--- begin ---
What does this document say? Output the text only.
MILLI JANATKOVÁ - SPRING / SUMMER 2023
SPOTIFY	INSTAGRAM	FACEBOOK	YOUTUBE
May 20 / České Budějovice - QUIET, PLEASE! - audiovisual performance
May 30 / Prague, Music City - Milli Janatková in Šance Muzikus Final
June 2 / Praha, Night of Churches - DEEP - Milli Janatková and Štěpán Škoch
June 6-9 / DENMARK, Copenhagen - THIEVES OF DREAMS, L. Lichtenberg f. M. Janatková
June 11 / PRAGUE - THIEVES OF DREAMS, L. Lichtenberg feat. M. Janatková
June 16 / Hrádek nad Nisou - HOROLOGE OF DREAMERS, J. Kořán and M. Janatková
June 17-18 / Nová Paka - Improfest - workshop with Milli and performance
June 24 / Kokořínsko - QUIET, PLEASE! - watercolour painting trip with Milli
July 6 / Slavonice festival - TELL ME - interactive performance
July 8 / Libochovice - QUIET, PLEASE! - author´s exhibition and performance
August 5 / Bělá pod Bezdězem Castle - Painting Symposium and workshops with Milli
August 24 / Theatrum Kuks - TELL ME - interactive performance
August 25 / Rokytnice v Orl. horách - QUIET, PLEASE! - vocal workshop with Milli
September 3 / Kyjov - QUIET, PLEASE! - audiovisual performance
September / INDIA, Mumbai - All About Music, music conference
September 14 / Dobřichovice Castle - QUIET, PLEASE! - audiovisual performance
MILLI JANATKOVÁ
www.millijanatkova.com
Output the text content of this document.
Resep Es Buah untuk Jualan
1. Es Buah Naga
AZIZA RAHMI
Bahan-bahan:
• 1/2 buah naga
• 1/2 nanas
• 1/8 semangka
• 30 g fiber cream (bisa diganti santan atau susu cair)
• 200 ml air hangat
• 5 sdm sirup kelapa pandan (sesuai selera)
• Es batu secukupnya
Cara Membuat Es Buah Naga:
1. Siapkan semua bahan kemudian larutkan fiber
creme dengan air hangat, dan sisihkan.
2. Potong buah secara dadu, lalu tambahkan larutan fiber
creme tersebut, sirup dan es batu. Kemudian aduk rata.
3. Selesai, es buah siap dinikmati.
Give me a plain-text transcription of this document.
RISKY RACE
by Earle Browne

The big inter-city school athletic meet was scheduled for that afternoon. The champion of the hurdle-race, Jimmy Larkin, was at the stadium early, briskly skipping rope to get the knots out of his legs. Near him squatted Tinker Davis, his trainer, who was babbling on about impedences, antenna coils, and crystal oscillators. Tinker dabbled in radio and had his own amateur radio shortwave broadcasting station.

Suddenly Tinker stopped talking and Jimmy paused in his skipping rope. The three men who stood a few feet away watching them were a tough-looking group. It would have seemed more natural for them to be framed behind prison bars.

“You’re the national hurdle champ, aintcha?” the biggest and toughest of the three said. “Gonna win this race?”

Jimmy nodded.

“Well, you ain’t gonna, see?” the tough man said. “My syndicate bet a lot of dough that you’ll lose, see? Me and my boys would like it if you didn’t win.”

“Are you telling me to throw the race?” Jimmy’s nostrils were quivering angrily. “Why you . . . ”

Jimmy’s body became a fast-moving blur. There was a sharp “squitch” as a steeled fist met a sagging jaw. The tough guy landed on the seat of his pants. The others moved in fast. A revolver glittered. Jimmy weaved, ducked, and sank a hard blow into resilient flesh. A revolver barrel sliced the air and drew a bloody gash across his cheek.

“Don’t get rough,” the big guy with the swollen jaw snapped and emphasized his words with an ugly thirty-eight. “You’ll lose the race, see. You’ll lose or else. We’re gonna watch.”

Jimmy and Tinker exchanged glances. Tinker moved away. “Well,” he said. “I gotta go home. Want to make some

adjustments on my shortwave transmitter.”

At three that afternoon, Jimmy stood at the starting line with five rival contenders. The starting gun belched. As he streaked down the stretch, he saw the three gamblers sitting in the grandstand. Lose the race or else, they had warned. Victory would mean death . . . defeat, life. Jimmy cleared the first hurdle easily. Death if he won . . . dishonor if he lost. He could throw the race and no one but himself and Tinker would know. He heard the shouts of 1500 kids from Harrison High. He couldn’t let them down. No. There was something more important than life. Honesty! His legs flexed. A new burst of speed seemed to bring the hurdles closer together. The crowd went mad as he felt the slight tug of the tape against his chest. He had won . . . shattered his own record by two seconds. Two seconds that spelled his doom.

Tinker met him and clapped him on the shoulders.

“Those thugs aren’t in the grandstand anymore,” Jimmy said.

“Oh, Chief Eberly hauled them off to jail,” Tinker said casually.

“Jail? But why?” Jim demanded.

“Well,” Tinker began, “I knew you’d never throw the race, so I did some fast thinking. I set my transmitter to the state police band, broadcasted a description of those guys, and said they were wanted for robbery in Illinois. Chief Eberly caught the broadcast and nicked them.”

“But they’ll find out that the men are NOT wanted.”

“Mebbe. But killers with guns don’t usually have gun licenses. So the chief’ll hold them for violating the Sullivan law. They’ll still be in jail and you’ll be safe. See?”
--- end ---
[WRITTEN EXERCISE]: Please return the data above exactly as given.

[RESULT FOR THIS TASK]:
What does this document say? Output the text only.
MILLI JANATKOVÁ - SPRING / SUMMER 2023
SPOTIFY	INSTAGRAM	FACEBOOK	YOUTUBE
May 20 / České Budějovice - QUIET, PLEASE! - audiovisual performance
May 30 / Prague, Music City - Milli Janatková in Šance Muzikus Final
June 2 / Praha, Night of Churches - DEEP - Milli Janatková and Štěpán Škoch
June 6-9 / DENMARK, Copenhagen - THIEVES OF DREAMS, L. Lichtenberg f. M. Janatková
June 11 / PRAGUE - THIEVES OF DREAMS, L. Lichtenberg feat. M. Janatková
June 16 / Hrádek nad Nisou - HOROLOGE OF DREAMERS, J. Kořán and M. Janatková
June 17-18 / Nová Paka - Improfest - workshop with Milli and performance
June 24 / Kokořínsko - QUIET, PLEASE! - watercolour painting trip with Milli
July 6 / Slavonice festival - TELL ME - interactive performance
July 8 / Libochovice - QUIET, PLEASE! - author´s exhibition and performance
August 5 / Bělá pod Bezdězem Castle - Painting Symposium and workshops with Milli
August 24 / Theatrum Kuks - TELL ME - interactive performance
August 25 / Rokytnice v Orl. horách - QUIET, PLEASE! - vocal workshop with Milli
September 3 / Kyjov - QUIET, PLEASE! - audiovisual performance
September / INDIA, Mumbai - All About Music, music conference
September 14 / Dobřichovice Castle - QUIET, PLEASE! - audiovisual performance
MILLI JANATKOVÁ
www.millijanatkova.com
Output the text content of this document.
Resep Es Buah untuk Jualan
1. Es Buah Naga
AZIZA RAHMI
Bahan-bahan:
• 1/2 buah naga
• 1/2 nanas
• 1/8 semangka
• 30 g fiber cream (bisa diganti santan atau susu cair)
• 200 ml air hangat
• 5 sdm sirup kelapa pandan (sesuai selera)
• Es batu secukupnya
Cara Membuat Es Buah Naga:
1. Siapkan semua bahan kemudian larutkan fiber
creme dengan air hangat, dan sisihkan.
2. Potong buah secara dadu, lalu tambahkan larutan fiber
creme tersebut, sirup dan es batu. Kemudian aduk rata.
3. Selesai, es buah siap dinikmati.
Give me a plain-text transcription of this document.
RISKY RACE
by Earle Browne

The big inter-city school athletic meet was scheduled for that afternoon. The champion of the hurdle-race, Jimmy Larkin, was at the stadium early, briskly skipping rope to get the knots out of his legs. Near him squatted Tinker Davis, his trainer, who was babbling on about impedences, antenna coils, and crystal oscillators. Tinker dabbled in radio and had his own amateur radio shortwave broadcasting station.

Suddenly Tinker stopped talking and Jimmy paused in his skipping rope. The three men who stood a few feet away watching them were a tough-looking group. It would have seemed more natural for them to be framed behind prison bars.

“You’re the national hurdle champ, aintcha?” the biggest and toughest of the three said. “Gonna win this race?”

Jimmy nodded.

“Well, you ain’t gonna, see?” the tough man said. “My syndicate bet a lot of dough that you’ll lose, see? Me and my boys would like it if you didn’t win.”

“Are you telling me to throw the race?” Jimmy’s nostrils were quivering angrily. “Why you . . . ”

Jimmy’s body became a fast-moving blur. There was a sharp “squitch” as a steeled fist met a sagging jaw. The tough guy landed on the seat of his pants. The others moved in fast. A revolver glittered. Jimmy weaved, ducked, and sank a hard blow into resilient flesh. A revolver barrel sliced the air and drew a bloody gash across his cheek.

“Don’t get rough,” the big guy with the swollen jaw snapped and emphasized his words with an ugly thirty-eight. “You’ll lose the race, see. You’ll lose or else. We’re gonna watch.”

Jimmy and Tinker exchanged glances. Tinker moved away. “Well,” he said. “I gotta go home. Want to make some

adjustments on my shortwave transmitter.”

At three that afternoon, Jimmy stood at the starting line with five rival contenders. The starting gun belched. As he streaked down the stretch, he saw the three gamblers sitting in the grandstand. Lose the race or else, they had warned. Victory would mean death . . . defeat, life. Jimmy cleared the first hurdle easily. Death if he won . . . dishonor if he lost. He could throw the race and no one but himself and Tinker would know. He heard the shouts of 1500 kids from Harrison High. He couldn’t let them down. No. There was something more important than life. Honesty! His legs flexed. A new burst of speed seemed to bring the hurdles closer together. The crowd went mad as he felt the slight tug of the tape against his chest. He had won . . . shattered his own record by two seconds. Two seconds that spelled his doom.

Tinker met him and clapped him on the shoulders.

“Those thugs aren’t in the grandstand anymore,” Jimmy said.

“Oh, Chief Eberly hauled them off to jail,” Tinker said casually.

“Jail? But why?” Jim demanded.

“Well,” Tinker began, “I knew you’d never throw the race, so I did some fast thinking. I set my transmitter to the state police band, broadcasted a description of those guys, and said they were wanted for robbery in Illinois. Chief Eberly caught the broadcast and nicked them.”

“But they’ll find out that the men are NOT wanted.”

“Mebbe. But killers with guns don’t usually have gun licenses. So the chief’ll hold them for violating the Sullivan law. They’ll still be in jail and you’ll be safe. See?”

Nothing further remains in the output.